From the data that follows, report how many lines hold the string "ended", giving only the number.
— Start Exercise data —
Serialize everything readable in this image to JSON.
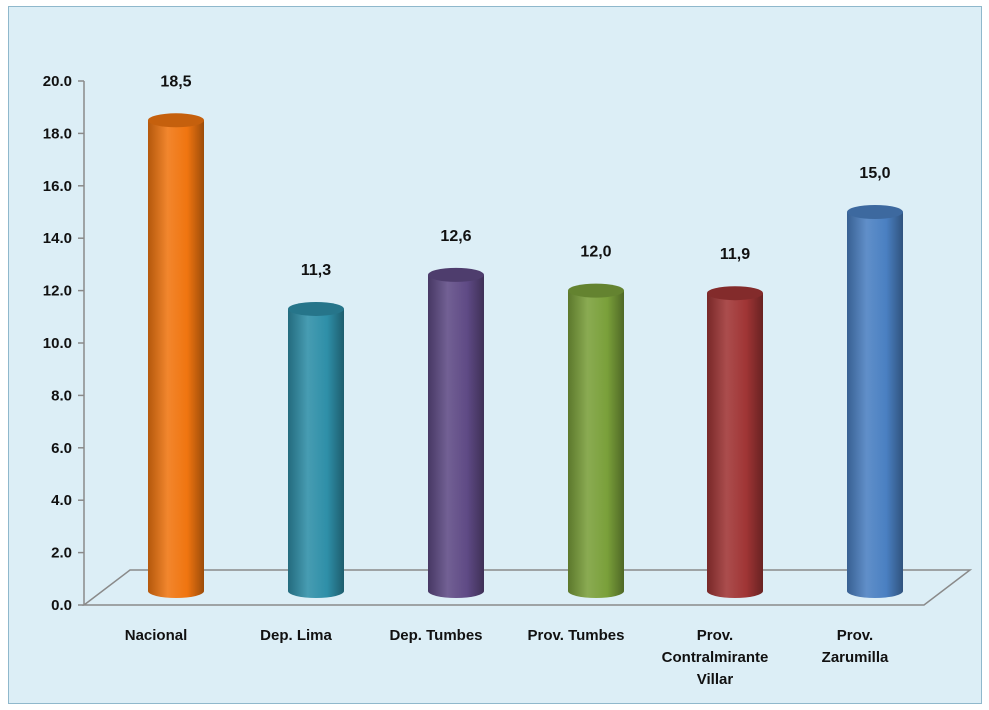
{
  "chart_data": {
    "type": "bar",
    "categories": [
      [
        "Nacional"
      ],
      [
        "Dep. Lima"
      ],
      [
        "Dep. Tumbes"
      ],
      [
        "Prov. Tumbes"
      ],
      [
        "Prov.",
        "Contralmirante",
        "Villar"
      ],
      [
        "Prov.",
        "Zarumilla"
      ]
    ],
    "values": [
      18.5,
      11.3,
      12.6,
      12.0,
      11.9,
      15.0
    ],
    "data_labels": [
      "18,5",
      "11,3",
      "12,6",
      "12,0",
      "11,9",
      "15,0"
    ],
    "colors": [
      "#f07510",
      "#2e8fa8",
      "#5f4a85",
      "#7aa03a",
      "#a03535",
      "#4a80c2"
    ],
    "ylim": [
      0,
      20
    ],
    "yticks": [
      "0.0",
      "2.0",
      "4.0",
      "6.0",
      "8.0",
      "10.0",
      "12.0",
      "14.0",
      "16.0",
      "18.0",
      "20.0"
    ],
    "title": "",
    "xlabel": "",
    "ylabel": ""
  }
}
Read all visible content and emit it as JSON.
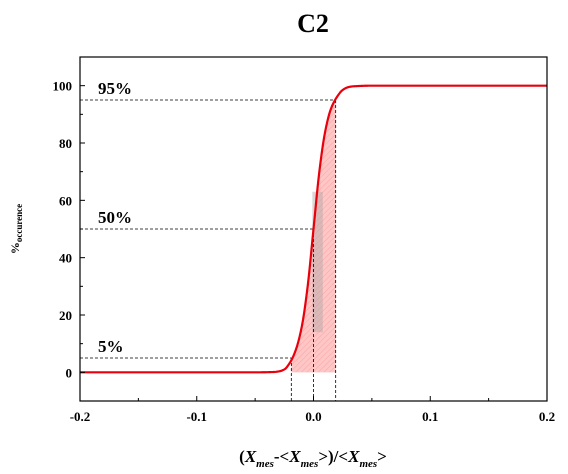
{
  "chart_data": {
    "type": "line",
    "title": "C2",
    "xlabel": "(X_mes-<X_mes>)/<X_mes>",
    "ylabel": "%_occurence",
    "xlim": [
      -0.2,
      0.2
    ],
    "ylim": [
      -10,
      110
    ],
    "xticks": [
      -0.2,
      -0.1,
      0.0,
      0.1,
      0.2
    ],
    "xtick_labels": [
      "-0.2",
      "-0.1",
      "0.0",
      "0.1",
      "0.2"
    ],
    "yticks": [
      0,
      20,
      40,
      60,
      80,
      100
    ],
    "ytick_labels": [
      "0",
      "20",
      "40",
      "60",
      "80",
      "100"
    ],
    "series": [
      {
        "color": "#e8000b",
        "x": [
          -0.2,
          -0.1,
          -0.05,
          -0.035,
          -0.03,
          -0.025,
          -0.02,
          -0.015,
          -0.01,
          -0.005,
          0.0,
          0.005,
          0.01,
          0.015,
          0.02,
          0.025,
          0.03,
          0.035,
          0.05,
          0.1,
          0.2
        ],
        "y": [
          0,
          0,
          0,
          0.1,
          0.3,
          1.0,
          3.5,
          8.0,
          16.0,
          30.0,
          50.0,
          70.0,
          84.0,
          92.0,
          96.0,
          98.5,
          99.5,
          99.8,
          100,
          100,
          100
        ]
      }
    ],
    "reference_levels": [
      {
        "label": "5%",
        "y": 5,
        "x": -0.019
      },
      {
        "label": "50%",
        "y": 50,
        "x": 0.0
      },
      {
        "label": "95%",
        "y": 95,
        "x": 0.019
      }
    ],
    "shaded_interval": [
      -0.019,
      0.019
    ],
    "shade_color": "#ffb3b3",
    "grid": false,
    "legend": "none"
  }
}
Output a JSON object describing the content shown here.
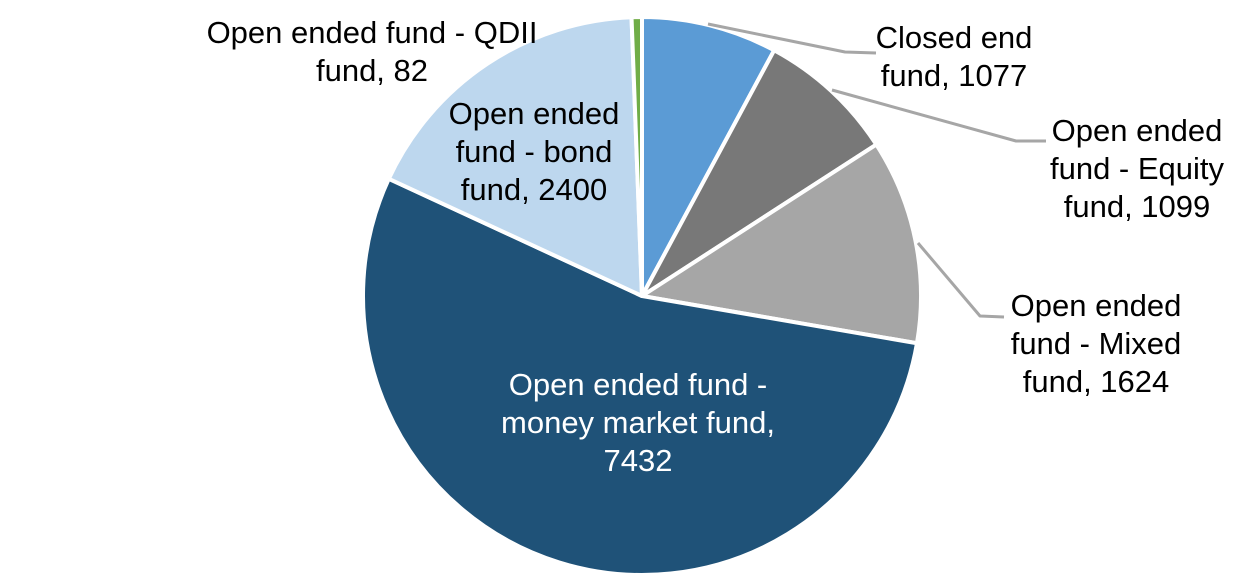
{
  "chart_data": {
    "type": "pie",
    "title": "",
    "legend": "none",
    "grid": "off",
    "label_format": "name, value",
    "leader_line_color": "#A6A6A6",
    "background_color": "#FFFFFF",
    "direction": "clockwise",
    "start_angle_deg": 0,
    "slices": [
      {
        "name": "Closed end fund",
        "value": 1077,
        "color": "#5B9BD5",
        "label_lines": [
          "Closed end",
          "fund, 1077"
        ]
      },
      {
        "name": "Open ended fund - Equity fund",
        "value": 1099,
        "color": "#787878",
        "label_lines": [
          "Open ended",
          "fund - Equity",
          "fund, 1099"
        ]
      },
      {
        "name": "Open ended fund - Mixed fund",
        "value": 1624,
        "color": "#A6A6A6",
        "label_lines": [
          "Open ended",
          "fund - Mixed",
          "fund, 1624"
        ]
      },
      {
        "name": "Open ended fund - money market fund",
        "value": 7432,
        "color": "#1F5278",
        "label_color": "#FFFFFF",
        "label_lines": [
          "Open ended fund -",
          "money market fund,",
          "7432"
        ]
      },
      {
        "name": "Open ended fund - bond fund",
        "value": 2400,
        "color": "#BDD7EE",
        "label_lines": [
          "Open ended",
          "fund - bond",
          "fund, 2400"
        ]
      },
      {
        "name": "Open ended fund - QDII fund",
        "value": 82,
        "color": "#70AD47",
        "label_lines": [
          "Open ended fund - QDII",
          "fund, 82"
        ]
      }
    ]
  }
}
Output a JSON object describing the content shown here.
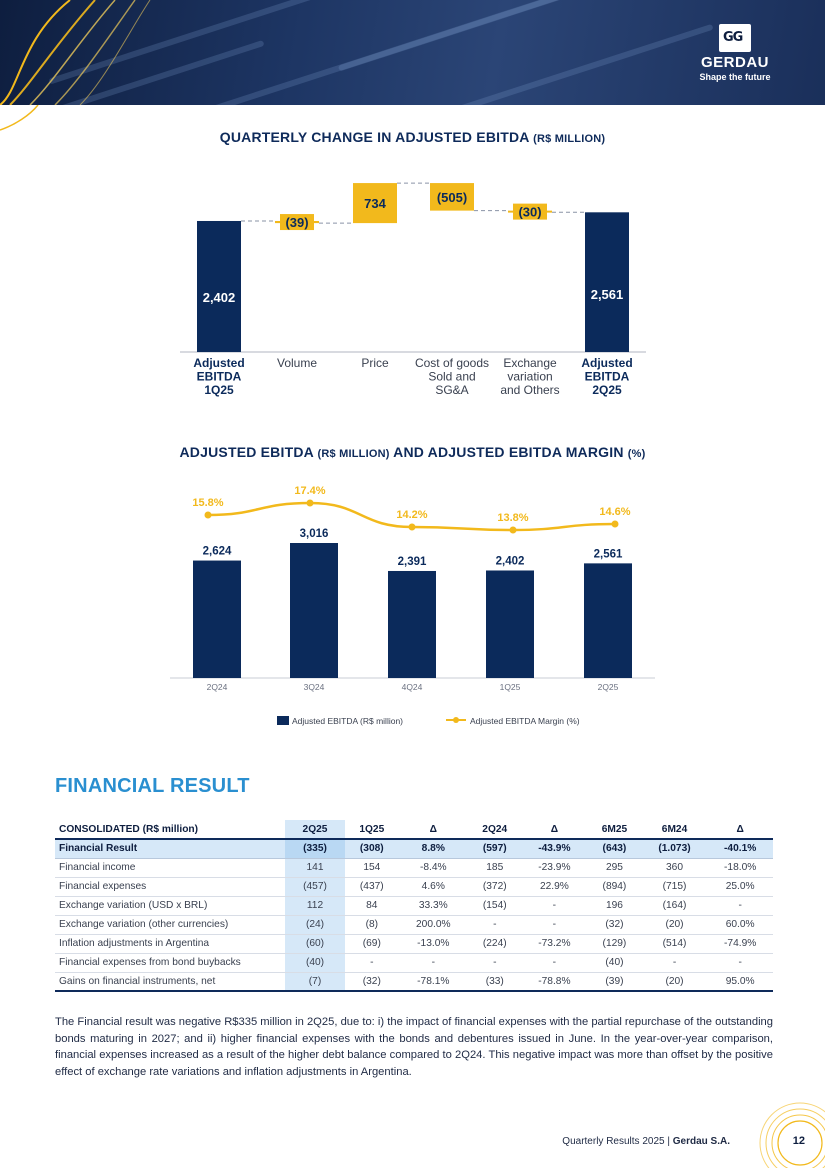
{
  "brand": {
    "name": "GERDAU",
    "tagline": "Shape the future",
    "mark": "GG",
    "navy": "#0b2a5b",
    "gold": "#f2b91c",
    "blue": "#2a8fd0"
  },
  "chart1_title": {
    "main": "QUARTERLY CHANGE IN ADJUSTED EBITDA",
    "unit": "(R$ MILLION)"
  },
  "chart2_title": {
    "main1": "ADJUSTED EBITDA",
    "unit1": "(R$ MILLION)",
    "main2": "AND ADJUSTED EBITDA MARGIN",
    "unit2": "(%)"
  },
  "chart_data": [
    {
      "type": "bar",
      "subtype": "waterfall",
      "title": "QUARTERLY CHANGE IN ADJUSTED EBITDA (R$ MILLION)",
      "ylim": [
        0,
        3300
      ],
      "categories": [
        [
          "Adjusted",
          "EBITDA",
          "1Q25"
        ],
        [
          "Volume"
        ],
        [
          "Price"
        ],
        [
          "Cost of goods",
          "Sold and",
          "SG&A"
        ],
        [
          "Exchange",
          "variation",
          "and Others"
        ],
        [
          "Adjusted",
          "EBITDA",
          "2Q25"
        ]
      ],
      "bold_categories": [
        0,
        5
      ],
      "steps": [
        {
          "kind": "total",
          "value": 2402,
          "label": "2,402"
        },
        {
          "kind": "delta",
          "value": -39,
          "label": "(39)"
        },
        {
          "kind": "delta",
          "value": 734,
          "label": "734"
        },
        {
          "kind": "delta",
          "value": -505,
          "label": "(505)"
        },
        {
          "kind": "delta",
          "value": -30,
          "label": "(30)"
        },
        {
          "kind": "total",
          "value": 2561,
          "label": "2,561"
        }
      ]
    },
    {
      "type": "bar",
      "subtype": "bar-line-combo",
      "title": "ADJUSTED EBITDA (R$ MILLION) AND ADJUSTED EBITDA MARGIN (%)",
      "categories": [
        "2Q24",
        "3Q24",
        "4Q24",
        "1Q25",
        "2Q25"
      ],
      "ylim": [
        0,
        3800
      ],
      "margin_ylim": [
        0,
        19
      ],
      "series": [
        {
          "name": "Adjusted EBITDA (R$ million)",
          "kind": "bar",
          "values": [
            2624,
            3016,
            2391,
            2402,
            2561
          ],
          "labels": [
            "2,624",
            "3,016",
            "2,391",
            "2,402",
            "2,561"
          ]
        },
        {
          "name": "Adjusted EBITDA Margin (%)",
          "kind": "line",
          "values": [
            15.8,
            17.4,
            14.2,
            13.8,
            14.6
          ],
          "labels": [
            "15.8%",
            "17.4%",
            "14.2%",
            "13.8%",
            "14.6%"
          ]
        }
      ],
      "legend": "bottom"
    }
  ],
  "financial": {
    "title": "FINANCIAL RESULT",
    "headers": [
      "CONSOLIDATED (R$ million)",
      "2Q25",
      "1Q25",
      "Δ",
      "2Q24",
      "Δ",
      "6M25",
      "6M24",
      "Δ"
    ],
    "rows": [
      [
        "Financial Result",
        "(335)",
        "(308)",
        "8.8%",
        "(597)",
        "-43.9%",
        "(643)",
        "(1.073)",
        "-40.1%"
      ],
      [
        "Financial income",
        "141",
        "154",
        "-8.4%",
        "185",
        "-23.9%",
        "295",
        "360",
        "-18.0%"
      ],
      [
        "Financial expenses",
        "(457)",
        "(437)",
        "4.6%",
        "(372)",
        "22.9%",
        "(894)",
        "(715)",
        "25.0%"
      ],
      [
        "Exchange variation (USD x BRL)",
        "112",
        "84",
        "33.3%",
        "(154)",
        "-",
        "196",
        "(164)",
        "-"
      ],
      [
        "Exchange variation (other currencies)",
        "(24)",
        "(8)",
        "200.0%",
        "-",
        "-",
        "(32)",
        "(20)",
        "60.0%"
      ],
      [
        "Inflation adjustments in Argentina",
        "(60)",
        "(69)",
        "-13.0%",
        "(224)",
        "-73.2%",
        "(129)",
        "(514)",
        "-74.9%"
      ],
      [
        "Financial expenses from bond buybacks",
        "(40)",
        "-",
        "-",
        "-",
        "-",
        "(40)",
        "-",
        "-"
      ],
      [
        "Gains on financial instruments, net",
        "(7)",
        "(32)",
        "-78.1%",
        "(33)",
        "-78.8%",
        "(39)",
        "(20)",
        "95.0%"
      ]
    ],
    "paragraph": "The Financial result was negative R$335 million in 2Q25, due to: i) the impact of financial expenses with the partial repurchase of the outstanding bonds maturing in 2027; and ii) higher financial expenses with the bonds and debentures issued in June. In the year-over-year comparison, financial expenses increased as a result of the higher debt balance compared to 2Q24. This negative impact was more than offset by the positive effect of exchange rate variations and inflation adjustments in Argentina."
  },
  "footer": {
    "text": "Quarterly Results 2025",
    "separator": "|",
    "company": "Gerdau S.A.",
    "page": "12"
  }
}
— End Exercise data —
## Output for this exercise
10